Begin Supplied records

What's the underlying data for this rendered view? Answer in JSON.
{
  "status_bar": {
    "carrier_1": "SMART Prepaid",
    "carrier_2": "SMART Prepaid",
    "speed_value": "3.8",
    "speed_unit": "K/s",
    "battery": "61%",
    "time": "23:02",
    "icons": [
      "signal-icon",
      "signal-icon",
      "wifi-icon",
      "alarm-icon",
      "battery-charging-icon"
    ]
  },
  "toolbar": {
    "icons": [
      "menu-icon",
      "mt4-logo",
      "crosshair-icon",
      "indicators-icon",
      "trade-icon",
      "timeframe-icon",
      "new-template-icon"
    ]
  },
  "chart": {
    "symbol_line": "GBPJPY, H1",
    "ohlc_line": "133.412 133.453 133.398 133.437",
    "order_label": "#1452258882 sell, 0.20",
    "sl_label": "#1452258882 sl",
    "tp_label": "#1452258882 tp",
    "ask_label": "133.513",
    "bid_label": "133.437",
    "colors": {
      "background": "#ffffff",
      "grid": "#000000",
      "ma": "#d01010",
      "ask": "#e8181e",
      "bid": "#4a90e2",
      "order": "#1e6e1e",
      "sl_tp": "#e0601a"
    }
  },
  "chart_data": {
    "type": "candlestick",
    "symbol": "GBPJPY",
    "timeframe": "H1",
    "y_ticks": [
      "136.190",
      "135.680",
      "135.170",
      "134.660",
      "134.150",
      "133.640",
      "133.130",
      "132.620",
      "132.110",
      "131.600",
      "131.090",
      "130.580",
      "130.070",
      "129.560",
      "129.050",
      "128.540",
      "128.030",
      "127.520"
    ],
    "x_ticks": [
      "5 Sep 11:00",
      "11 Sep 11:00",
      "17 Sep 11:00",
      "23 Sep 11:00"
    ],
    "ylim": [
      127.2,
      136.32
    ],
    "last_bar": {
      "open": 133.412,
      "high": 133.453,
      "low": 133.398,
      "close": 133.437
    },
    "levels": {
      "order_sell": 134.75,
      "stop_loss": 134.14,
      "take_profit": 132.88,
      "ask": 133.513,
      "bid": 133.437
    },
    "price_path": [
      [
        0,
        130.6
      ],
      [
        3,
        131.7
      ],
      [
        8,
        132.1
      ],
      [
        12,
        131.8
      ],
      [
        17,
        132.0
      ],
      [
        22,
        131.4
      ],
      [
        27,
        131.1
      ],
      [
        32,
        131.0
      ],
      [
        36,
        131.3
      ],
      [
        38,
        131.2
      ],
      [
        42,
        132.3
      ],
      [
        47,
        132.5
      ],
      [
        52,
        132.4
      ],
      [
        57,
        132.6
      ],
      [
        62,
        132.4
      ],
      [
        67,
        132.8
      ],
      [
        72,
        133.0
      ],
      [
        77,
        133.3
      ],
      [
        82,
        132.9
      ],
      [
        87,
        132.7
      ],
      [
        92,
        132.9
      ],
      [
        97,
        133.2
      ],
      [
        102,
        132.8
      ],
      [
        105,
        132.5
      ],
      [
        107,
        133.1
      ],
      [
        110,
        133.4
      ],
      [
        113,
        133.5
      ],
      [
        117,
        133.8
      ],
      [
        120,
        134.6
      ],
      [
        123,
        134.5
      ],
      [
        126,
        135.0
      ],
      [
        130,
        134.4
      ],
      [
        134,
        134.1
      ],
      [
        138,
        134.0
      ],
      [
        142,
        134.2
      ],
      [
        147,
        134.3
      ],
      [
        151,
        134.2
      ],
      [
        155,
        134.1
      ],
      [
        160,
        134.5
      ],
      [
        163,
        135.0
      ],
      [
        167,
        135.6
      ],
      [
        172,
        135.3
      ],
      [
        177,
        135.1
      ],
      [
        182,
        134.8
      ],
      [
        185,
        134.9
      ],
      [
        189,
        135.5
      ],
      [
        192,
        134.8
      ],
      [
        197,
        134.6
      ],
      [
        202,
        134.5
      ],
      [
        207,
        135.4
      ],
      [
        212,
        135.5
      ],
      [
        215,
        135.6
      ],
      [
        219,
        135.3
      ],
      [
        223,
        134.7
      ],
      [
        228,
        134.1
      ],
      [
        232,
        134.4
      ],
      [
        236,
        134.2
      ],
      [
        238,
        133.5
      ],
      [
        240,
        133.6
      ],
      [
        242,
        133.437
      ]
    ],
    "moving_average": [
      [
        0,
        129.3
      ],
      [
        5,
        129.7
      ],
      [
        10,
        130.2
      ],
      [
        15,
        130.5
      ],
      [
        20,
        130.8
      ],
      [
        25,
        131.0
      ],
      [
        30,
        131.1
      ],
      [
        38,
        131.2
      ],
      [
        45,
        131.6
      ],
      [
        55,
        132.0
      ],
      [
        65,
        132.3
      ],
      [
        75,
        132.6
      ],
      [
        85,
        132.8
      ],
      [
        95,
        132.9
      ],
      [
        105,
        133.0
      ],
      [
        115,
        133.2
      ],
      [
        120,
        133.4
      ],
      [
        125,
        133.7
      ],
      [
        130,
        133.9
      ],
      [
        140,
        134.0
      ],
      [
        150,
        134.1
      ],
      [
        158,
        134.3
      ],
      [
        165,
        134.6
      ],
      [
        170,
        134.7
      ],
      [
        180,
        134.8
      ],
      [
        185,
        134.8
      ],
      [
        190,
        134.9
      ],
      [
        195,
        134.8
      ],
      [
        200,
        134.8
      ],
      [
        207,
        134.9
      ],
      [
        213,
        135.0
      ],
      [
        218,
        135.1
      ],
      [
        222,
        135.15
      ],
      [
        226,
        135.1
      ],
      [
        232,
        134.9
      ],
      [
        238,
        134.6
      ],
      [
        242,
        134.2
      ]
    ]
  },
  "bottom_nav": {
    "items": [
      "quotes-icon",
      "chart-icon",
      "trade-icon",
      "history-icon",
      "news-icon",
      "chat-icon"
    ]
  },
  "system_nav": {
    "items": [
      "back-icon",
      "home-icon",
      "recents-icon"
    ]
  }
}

End Supplied records

Stated problem: Extract all of the data above without altering anything.

Written response:
What's the underlying data for this rendered view? Answer in JSON.
{
  "status_bar": {
    "carrier_1": "SMART Prepaid",
    "carrier_2": "SMART Prepaid",
    "speed_value": "3.8",
    "speed_unit": "K/s",
    "battery": "61%",
    "time": "23:02",
    "icons": [
      "signal-icon",
      "signal-icon",
      "wifi-icon",
      "alarm-icon",
      "battery-charging-icon"
    ]
  },
  "toolbar": {
    "icons": [
      "menu-icon",
      "mt4-logo",
      "crosshair-icon",
      "indicators-icon",
      "trade-icon",
      "timeframe-icon",
      "new-template-icon"
    ]
  },
  "chart": {
    "symbol_line": "GBPJPY, H1",
    "ohlc_line": "133.412 133.453 133.398 133.437",
    "order_label": "#1452258882 sell, 0.20",
    "sl_label": "#1452258882 sl",
    "tp_label": "#1452258882 tp",
    "ask_label": "133.513",
    "bid_label": "133.437",
    "colors": {
      "background": "#ffffff",
      "grid": "#000000",
      "ma": "#d01010",
      "ask": "#e8181e",
      "bid": "#4a90e2",
      "order": "#1e6e1e",
      "sl_tp": "#e0601a"
    }
  },
  "chart_data": {
    "type": "candlestick",
    "symbol": "GBPJPY",
    "timeframe": "H1",
    "y_ticks": [
      "136.190",
      "135.680",
      "135.170",
      "134.660",
      "134.150",
      "133.640",
      "133.130",
      "132.620",
      "132.110",
      "131.600",
      "131.090",
      "130.580",
      "130.070",
      "129.560",
      "129.050",
      "128.540",
      "128.030",
      "127.520"
    ],
    "x_ticks": [
      "5 Sep 11:00",
      "11 Sep 11:00",
      "17 Sep 11:00",
      "23 Sep 11:00"
    ],
    "ylim": [
      127.2,
      136.32
    ],
    "last_bar": {
      "open": 133.412,
      "high": 133.453,
      "low": 133.398,
      "close": 133.437
    },
    "levels": {
      "order_sell": 134.75,
      "stop_loss": 134.14,
      "take_profit": 132.88,
      "ask": 133.513,
      "bid": 133.437
    },
    "price_path": [
      [
        0,
        130.6
      ],
      [
        3,
        131.7
      ],
      [
        8,
        132.1
      ],
      [
        12,
        131.8
      ],
      [
        17,
        132.0
      ],
      [
        22,
        131.4
      ],
      [
        27,
        131.1
      ],
      [
        32,
        131.0
      ],
      [
        36,
        131.3
      ],
      [
        38,
        131.2
      ],
      [
        42,
        132.3
      ],
      [
        47,
        132.5
      ],
      [
        52,
        132.4
      ],
      [
        57,
        132.6
      ],
      [
        62,
        132.4
      ],
      [
        67,
        132.8
      ],
      [
        72,
        133.0
      ],
      [
        77,
        133.3
      ],
      [
        82,
        132.9
      ],
      [
        87,
        132.7
      ],
      [
        92,
        132.9
      ],
      [
        97,
        133.2
      ],
      [
        102,
        132.8
      ],
      [
        105,
        132.5
      ],
      [
        107,
        133.1
      ],
      [
        110,
        133.4
      ],
      [
        113,
        133.5
      ],
      [
        117,
        133.8
      ],
      [
        120,
        134.6
      ],
      [
        123,
        134.5
      ],
      [
        126,
        135.0
      ],
      [
        130,
        134.4
      ],
      [
        134,
        134.1
      ],
      [
        138,
        134.0
      ],
      [
        142,
        134.2
      ],
      [
        147,
        134.3
      ],
      [
        151,
        134.2
      ],
      [
        155,
        134.1
      ],
      [
        160,
        134.5
      ],
      [
        163,
        135.0
      ],
      [
        167,
        135.6
      ],
      [
        172,
        135.3
      ],
      [
        177,
        135.1
      ],
      [
        182,
        134.8
      ],
      [
        185,
        134.9
      ],
      [
        189,
        135.5
      ],
      [
        192,
        134.8
      ],
      [
        197,
        134.6
      ],
      [
        202,
        134.5
      ],
      [
        207,
        135.4
      ],
      [
        212,
        135.5
      ],
      [
        215,
        135.6
      ],
      [
        219,
        135.3
      ],
      [
        223,
        134.7
      ],
      [
        228,
        134.1
      ],
      [
        232,
        134.4
      ],
      [
        236,
        134.2
      ],
      [
        238,
        133.5
      ],
      [
        240,
        133.6
      ],
      [
        242,
        133.437
      ]
    ],
    "moving_average": [
      [
        0,
        129.3
      ],
      [
        5,
        129.7
      ],
      [
        10,
        130.2
      ],
      [
        15,
        130.5
      ],
      [
        20,
        130.8
      ],
      [
        25,
        131.0
      ],
      [
        30,
        131.1
      ],
      [
        38,
        131.2
      ],
      [
        45,
        131.6
      ],
      [
        55,
        132.0
      ],
      [
        65,
        132.3
      ],
      [
        75,
        132.6
      ],
      [
        85,
        132.8
      ],
      [
        95,
        132.9
      ],
      [
        105,
        133.0
      ],
      [
        115,
        133.2
      ],
      [
        120,
        133.4
      ],
      [
        125,
        133.7
      ],
      [
        130,
        133.9
      ],
      [
        140,
        134.0
      ],
      [
        150,
        134.1
      ],
      [
        158,
        134.3
      ],
      [
        165,
        134.6
      ],
      [
        170,
        134.7
      ],
      [
        180,
        134.8
      ],
      [
        185,
        134.8
      ],
      [
        190,
        134.9
      ],
      [
        195,
        134.8
      ],
      [
        200,
        134.8
      ],
      [
        207,
        134.9
      ],
      [
        213,
        135.0
      ],
      [
        218,
        135.1
      ],
      [
        222,
        135.15
      ],
      [
        226,
        135.1
      ],
      [
        232,
        134.9
      ],
      [
        238,
        134.6
      ],
      [
        242,
        134.2
      ]
    ]
  },
  "bottom_nav": {
    "items": [
      "quotes-icon",
      "chart-icon",
      "trade-icon",
      "history-icon",
      "news-icon",
      "chat-icon"
    ]
  },
  "system_nav": {
    "items": [
      "back-icon",
      "home-icon",
      "recents-icon"
    ]
  }
}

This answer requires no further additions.